### WORK TO DO:
Output every line below without omitting or altering anything.

### RECORDED DATA:
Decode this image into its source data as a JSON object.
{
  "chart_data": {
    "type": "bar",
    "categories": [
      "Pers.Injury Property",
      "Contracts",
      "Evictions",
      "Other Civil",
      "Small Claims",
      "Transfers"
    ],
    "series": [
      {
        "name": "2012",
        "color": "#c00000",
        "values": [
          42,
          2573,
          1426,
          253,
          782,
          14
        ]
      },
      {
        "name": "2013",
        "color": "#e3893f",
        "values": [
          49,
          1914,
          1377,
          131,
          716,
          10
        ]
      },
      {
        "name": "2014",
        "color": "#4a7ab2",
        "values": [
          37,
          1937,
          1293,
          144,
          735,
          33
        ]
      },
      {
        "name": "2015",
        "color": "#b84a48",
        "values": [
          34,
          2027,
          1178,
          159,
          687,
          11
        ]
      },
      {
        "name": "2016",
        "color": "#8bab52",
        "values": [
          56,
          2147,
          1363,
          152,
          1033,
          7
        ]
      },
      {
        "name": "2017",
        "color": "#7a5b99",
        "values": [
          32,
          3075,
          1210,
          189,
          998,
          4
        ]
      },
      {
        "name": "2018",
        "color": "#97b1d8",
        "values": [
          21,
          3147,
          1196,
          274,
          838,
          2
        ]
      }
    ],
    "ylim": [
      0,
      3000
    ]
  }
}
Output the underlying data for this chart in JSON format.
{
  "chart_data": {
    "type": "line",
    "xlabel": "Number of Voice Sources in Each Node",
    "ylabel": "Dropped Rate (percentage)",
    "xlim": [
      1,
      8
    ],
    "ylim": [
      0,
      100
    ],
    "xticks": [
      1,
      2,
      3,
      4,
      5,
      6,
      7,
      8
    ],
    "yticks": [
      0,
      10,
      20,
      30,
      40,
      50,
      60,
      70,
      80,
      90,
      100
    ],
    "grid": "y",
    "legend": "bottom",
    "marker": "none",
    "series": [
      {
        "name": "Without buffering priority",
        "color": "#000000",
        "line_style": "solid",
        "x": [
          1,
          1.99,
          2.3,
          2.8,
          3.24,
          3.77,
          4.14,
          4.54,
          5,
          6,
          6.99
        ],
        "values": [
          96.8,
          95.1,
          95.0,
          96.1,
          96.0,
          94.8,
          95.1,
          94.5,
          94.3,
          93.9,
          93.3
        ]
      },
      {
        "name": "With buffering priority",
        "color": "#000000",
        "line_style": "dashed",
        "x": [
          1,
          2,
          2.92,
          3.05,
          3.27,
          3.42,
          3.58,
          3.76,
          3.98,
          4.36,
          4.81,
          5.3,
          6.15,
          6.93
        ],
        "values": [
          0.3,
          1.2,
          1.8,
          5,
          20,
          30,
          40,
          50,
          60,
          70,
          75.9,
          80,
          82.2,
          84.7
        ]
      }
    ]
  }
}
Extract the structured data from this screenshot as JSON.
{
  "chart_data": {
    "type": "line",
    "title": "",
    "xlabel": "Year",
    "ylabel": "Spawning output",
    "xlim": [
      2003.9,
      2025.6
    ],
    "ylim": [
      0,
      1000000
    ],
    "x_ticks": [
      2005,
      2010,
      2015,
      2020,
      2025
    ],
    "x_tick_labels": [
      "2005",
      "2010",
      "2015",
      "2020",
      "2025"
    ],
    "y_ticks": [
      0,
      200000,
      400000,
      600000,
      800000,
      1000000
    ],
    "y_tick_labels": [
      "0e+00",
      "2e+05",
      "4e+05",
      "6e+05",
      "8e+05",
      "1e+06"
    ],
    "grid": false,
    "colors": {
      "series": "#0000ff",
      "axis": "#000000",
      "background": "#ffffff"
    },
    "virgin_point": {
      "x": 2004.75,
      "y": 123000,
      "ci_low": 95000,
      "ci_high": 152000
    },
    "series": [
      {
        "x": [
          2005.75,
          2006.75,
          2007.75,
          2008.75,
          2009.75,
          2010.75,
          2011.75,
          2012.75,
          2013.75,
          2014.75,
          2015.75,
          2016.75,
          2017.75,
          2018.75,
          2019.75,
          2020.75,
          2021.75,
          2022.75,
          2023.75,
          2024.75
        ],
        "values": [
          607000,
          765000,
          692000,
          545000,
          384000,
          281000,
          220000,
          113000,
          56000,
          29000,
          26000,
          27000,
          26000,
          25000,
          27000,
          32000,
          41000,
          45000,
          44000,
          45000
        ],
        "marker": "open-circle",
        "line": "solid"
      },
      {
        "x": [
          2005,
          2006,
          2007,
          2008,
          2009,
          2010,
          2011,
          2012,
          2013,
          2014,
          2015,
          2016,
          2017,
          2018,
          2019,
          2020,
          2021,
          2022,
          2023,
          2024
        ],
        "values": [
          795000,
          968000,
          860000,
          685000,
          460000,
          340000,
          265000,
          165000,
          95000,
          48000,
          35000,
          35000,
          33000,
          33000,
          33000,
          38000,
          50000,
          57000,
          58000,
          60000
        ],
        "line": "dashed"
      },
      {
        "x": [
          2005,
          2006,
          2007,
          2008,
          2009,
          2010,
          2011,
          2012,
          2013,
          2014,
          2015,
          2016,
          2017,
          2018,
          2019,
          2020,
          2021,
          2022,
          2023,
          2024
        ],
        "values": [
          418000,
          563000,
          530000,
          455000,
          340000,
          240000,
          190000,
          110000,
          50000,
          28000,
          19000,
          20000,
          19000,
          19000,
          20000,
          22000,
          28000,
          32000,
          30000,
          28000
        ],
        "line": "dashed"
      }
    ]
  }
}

### COMPLETE ANSWER:
Decode this image into its source data as a JSON object.
{
  "chart_data": {
    "type": "bar",
    "categories": [
      "Pers.Injury Property",
      "Contracts",
      "Evictions",
      "Other Civil",
      "Small Claims",
      "Transfers"
    ],
    "series": [
      {
        "name": "2012",
        "color": "#c00000",
        "values": [
          42,
          2573,
          1426,
          253,
          782,
          14
        ]
      },
      {
        "name": "2013",
        "color": "#e3893f",
        "values": [
          49,
          1914,
          1377,
          131,
          716,
          10
        ]
      },
      {
        "name": "2014",
        "color": "#4a7ab2",
        "values": [
          37,
          1937,
          1293,
          144,
          735,
          33
        ]
      },
      {
        "name": "2015",
        "color": "#b84a48",
        "values": [
          34,
          2027,
          1178,
          159,
          687,
          11
        ]
      },
      {
        "name": "2016",
        "color": "#8bab52",
        "values": [
          56,
          2147,
          1363,
          152,
          1033,
          7
        ]
      },
      {
        "name": "2017",
        "color": "#7a5b99",
        "values": [
          32,
          3075,
          1210,
          189,
          998,
          4
        ]
      },
      {
        "name": "2018",
        "color": "#97b1d8",
        "values": [
          21,
          3147,
          1196,
          274,
          838,
          2
        ]
      }
    ],
    "ylim": [
      0,
      3000
    ]
  }
}
Output the underlying data for this chart in JSON format.
{
  "chart_data": {
    "type": "line",
    "xlabel": "Number of Voice Sources in Each Node",
    "ylabel": "Dropped Rate (percentage)",
    "xlim": [
      1,
      8
    ],
    "ylim": [
      0,
      100
    ],
    "xticks": [
      1,
      2,
      3,
      4,
      5,
      6,
      7,
      8
    ],
    "yticks": [
      0,
      10,
      20,
      30,
      40,
      50,
      60,
      70,
      80,
      90,
      100
    ],
    "grid": "y",
    "legend": "bottom",
    "marker": "none",
    "series": [
      {
        "name": "Without buffering priority",
        "color": "#000000",
        "line_style": "solid",
        "x": [
          1,
          1.99,
          2.3,
          2.8,
          3.24,
          3.77,
          4.14,
          4.54,
          5,
          6,
          6.99
        ],
        "values": [
          96.8,
          95.1,
          95.0,
          96.1,
          96.0,
          94.8,
          95.1,
          94.5,
          94.3,
          93.9,
          93.3
        ]
      },
      {
        "name": "With buffering priority",
        "color": "#000000",
        "line_style": "dashed",
        "x": [
          1,
          2,
          2.92,
          3.05,
          3.27,
          3.42,
          3.58,
          3.76,
          3.98,
          4.36,
          4.81,
          5.3,
          6.15,
          6.93
        ],
        "values": [
          0.3,
          1.2,
          1.8,
          5,
          20,
          30,
          40,
          50,
          60,
          70,
          75.9,
          80,
          82.2,
          84.7
        ]
      }
    ]
  }
}
Extract the structured data from this screenshot as JSON.
{
  "chart_data": {
    "type": "line",
    "title": "",
    "xlabel": "Year",
    "ylabel": "Spawning output",
    "xlim": [
      2003.9,
      2025.6
    ],
    "ylim": [
      0,
      1000000
    ],
    "x_ticks": [
      2005,
      2010,
      2015,
      2020,
      2025
    ],
    "x_tick_labels": [
      "2005",
      "2010",
      "2015",
      "2020",
      "2025"
    ],
    "y_ticks": [
      0,
      200000,
      400000,
      600000,
      800000,
      1000000
    ],
    "y_tick_labels": [
      "0e+00",
      "2e+05",
      "4e+05",
      "6e+05",
      "8e+05",
      "1e+06"
    ],
    "grid": false,
    "colors": {
      "series": "#0000ff",
      "axis": "#000000",
      "background": "#ffffff"
    },
    "virgin_point": {
      "x": 2004.75,
      "y": 123000,
      "ci_low": 95000,
      "ci_high": 152000
    },
    "series": [
      {
        "x": [
          2005.75,
          2006.75,
          2007.75,
          2008.75,
          2009.75,
          2010.75,
          2011.75,
          2012.75,
          2013.75,
          2014.75,
          2015.75,
          2016.75,
          2017.75,
          2018.75,
          2019.75,
          2020.75,
          2021.75,
          2022.75,
          2023.75,
          2024.75
        ],
        "values": [
          607000,
          765000,
          692000,
          545000,
          384000,
          281000,
          220000,
          113000,
          56000,
          29000,
          26000,
          27000,
          26000,
          25000,
          27000,
          32000,
          41000,
          45000,
          44000,
          45000
        ],
        "marker": "open-circle",
        "line": "solid"
      },
      {
        "x": [
          2005,
          2006,
          2007,
          2008,
          2009,
          2010,
          2011,
          2012,
          2013,
          2014,
          2015,
          2016,
          2017,
          2018,
          2019,
          2020,
          2021,
          2022,
          2023,
          2024
        ],
        "values": [
          795000,
          968000,
          860000,
          685000,
          460000,
          340000,
          265000,
          165000,
          95000,
          48000,
          35000,
          35000,
          33000,
          33000,
          33000,
          38000,
          50000,
          57000,
          58000,
          60000
        ],
        "line": "dashed"
      },
      {
        "x": [
          2005,
          2006,
          2007,
          2008,
          2009,
          2010,
          2011,
          2012,
          2013,
          2014,
          2015,
          2016,
          2017,
          2018,
          2019,
          2020,
          2021,
          2022,
          2023,
          2024
        ],
        "values": [
          418000,
          563000,
          530000,
          455000,
          340000,
          240000,
          190000,
          110000,
          50000,
          28000,
          19000,
          20000,
          19000,
          19000,
          20000,
          22000,
          28000,
          32000,
          30000,
          28000
        ],
        "line": "dashed"
      }
    ]
  }
}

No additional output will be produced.